> _TASK REQUIREMENTS_
Omit the pictures, then reproduce every remaining record exactly.

> _RECORDS TO USE_
....
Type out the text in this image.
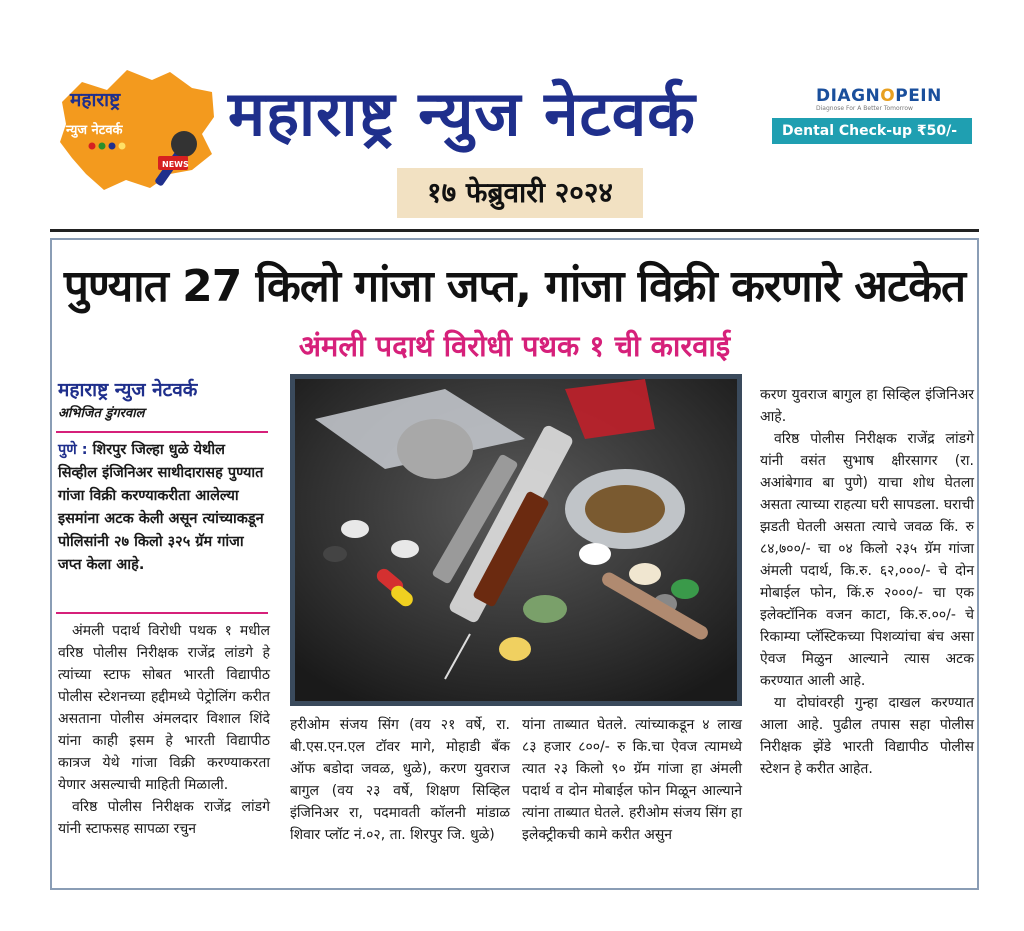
महाराष्ट्र
न्युज नेटवर्क
NEWS
महाराष्ट्र न्युज नेटवर्क	DIAGNOPEIN
Diagnose For A Better Tomorrow
Dental Check-up ₹50/-
१७ फेब्रुवारी २०२४
पुण्यात 27 किलो गांजा जप्त, गांजा विक्री करणारे अटकेत
अंमली पदार्थ विरोधी पथक १ ची कारवाई
महाराष्ट्र न्युज नेटवर्क
अभिजित डुंगरवाल
पुणे : शिरपुर जिल्हा धुळे येथील सिव्हील इंजिनिअर साथीदारासह पुण्यात गांजा विक्री करण्याकरीता आलेल्या इसमांना अटक केली असून त्यांच्याकडून पोलिसांनी २७ किलो ३२५ ग्रॅम गांजा जप्त केला आहे.

अंमली पदार्थ विरोधी पथक १ मधील वरिष्ठ पोलीस निरीक्षक राजेंद्र लांडगे हे त्यांच्या स्टाफ सोबत भारती विद्यापीठ पोलीस स्टेशनच्या हद्दीमध्ये पेट्रोलिंग करीत असताना पोलीस अंमलदार विशाल शिंदे यांना काही इसम हे भारती विद्यापीठ कात्रज येथे गांजा विक्री करण्याकरता येणार असल्याची माहिती मिळाली.

वरिष्ठ पोलीस निरीक्षक राजेंद्र लांडगे यांनी स्टाफसह सापळा रचुन

हरीओम संजय सिंग (वय २१ वर्षे, रा. बी.एस.एन.एल टॉवर मागे, मोहाडी बँक ऑफ बडोदा जवळ, धुळे), करण युवराज बागुल (वय २३ वर्षे, शिक्षण सिव्हिल इंजिनिअर रा, पदमावती कॉलनी मांडाळ शिवार प्लॉट नं.०२, ता. शिरपुर जि. धुळे)

यांना ताब्यात घेतले. त्यांच्याकडून ४ लाख ८३ हजार ८००/- रु कि.चा ऐवज त्यामध्ये त्यात २३ किलो ९० ग्रॅम गांजा हा अंमली पदार्थ व दोन मोबाईल फोन मिळून आल्याने त्यांना ताब्यात घेतले. हरीओम संजय सिंग हा इलेक्ट्रीकची कामे करीत असुन

करण युवराज बागुल हा सिव्हिल इंजिनिअर आहे.

वरिष्ठ पोलीस निरीक्षक राजेंद्र लांडगे यांनी वसंत सुभाष क्षीरसागर (रा. अआंबेगाव बा पुणे) याचा शोध घेतला असता त्याच्या राहत्या घरी सापडला. घराची झडती घेतली असता त्याचे जवळ किं. रु ८४,७००/- चा ०४ किलो २३५ ग्रॅम गांजा अंमली पदार्थ, कि.रु. ६२,०००/- चे दोन मोबाईल फोन, किं.रु २०००/- चा एक इलेक्टॉनिक वजन काटा, कि.रु.००/- चे रिकाम्या प्लॅस्टिकच्या पिशव्यांचा बंच असा ऐवज मिळुन आल्याने त्यास अटक करण्यात आली आहे.

या दोघांवरही गुन्हा दाखल करण्यात आला आहे. पुढील तपास सहा पोलीस निरीक्षक झेंडे भारती विद्यापीठ पोलीस स्टेशन हे करीत आहेत.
....
> _RESPONSE_
Type out the text in this image.
महाराष्ट्र
न्युज नेटवर्क
NEWS
महाराष्ट्र न्युज नेटवर्क	DIAGNOPEIN
Diagnose For A Better Tomorrow
Dental Check-up ₹50/-
१७ फेब्रुवारी २०२४
पुण्यात 27 किलो गांजा जप्त, गांजा विक्री करणारे अटकेत
अंमली पदार्थ विरोधी पथक १ ची कारवाई
महाराष्ट्र न्युज नेटवर्क
अभिजित डुंगरवाल
पुणे : शिरपुर जिल्हा धुळे येथील सिव्हील इंजिनिअर साथीदारासह पुण्यात गांजा विक्री करण्याकरीता आलेल्या इसमांना अटक केली असून त्यांच्याकडून पोलिसांनी २७ किलो ३२५ ग्रॅम गांजा जप्त केला आहे.

अंमली पदार्थ विरोधी पथक १ मधील वरिष्ठ पोलीस निरीक्षक राजेंद्र लांडगे हे त्यांच्या स्टाफ सोबत भारती विद्यापीठ पोलीस स्टेशनच्या हद्दीमध्ये पेट्रोलिंग करीत असताना पोलीस अंमलदार विशाल शिंदे यांना काही इसम हे भारती विद्यापीठ कात्रज येथे गांजा विक्री करण्याकरता येणार असल्याची माहिती मिळाली.

वरिष्ठ पोलीस निरीक्षक राजेंद्र लांडगे यांनी स्टाफसह सापळा रचुन

हरीओम संजय सिंग (वय २१ वर्षे, रा. बी.एस.एन.एल टॉवर मागे, मोहाडी बँक ऑफ बडोदा जवळ, धुळे), करण युवराज बागुल (वय २३ वर्षे, शिक्षण सिव्हिल इंजिनिअर रा, पदमावती कॉलनी मांडाळ शिवार प्लॉट नं.०२, ता. शिरपुर जि. धुळे)

यांना ताब्यात घेतले. त्यांच्याकडून ४ लाख ८३ हजार ८००/- रु कि.चा ऐवज त्यामध्ये त्यात २३ किलो ९० ग्रॅम गांजा हा अंमली पदार्थ व दोन मोबाईल फोन मिळून आल्याने त्यांना ताब्यात घेतले. हरीओम संजय सिंग हा इलेक्ट्रीकची कामे करीत असुन

करण युवराज बागुल हा सिव्हिल इंजिनिअर आहे.

वरिष्ठ पोलीस निरीक्षक राजेंद्र लांडगे यांनी वसंत सुभाष क्षीरसागर (रा. अआंबेगाव बा पुणे) याचा शोध घेतला असता त्याच्या राहत्या घरी सापडला. घराची झडती घेतली असता त्याचे जवळ किं. रु ८४,७००/- चा ०४ किलो २३५ ग्रॅम गांजा अंमली पदार्थ, कि.रु. ६२,०००/- चे दोन मोबाईल फोन, किं.रु २०००/- चा एक इलेक्टॉनिक वजन काटा, कि.रु.००/- चे रिकाम्या प्लॅस्टिकच्या पिशव्यांचा बंच असा ऐवज मिळुन आल्याने त्यास अटक करण्यात आली आहे.

या दोघांवरही गुन्हा दाखल करण्यात आला आहे. पुढील तपास सहा पोलीस निरीक्षक झेंडे भारती विद्यापीठ पोलीस स्टेशन हे करीत आहेत.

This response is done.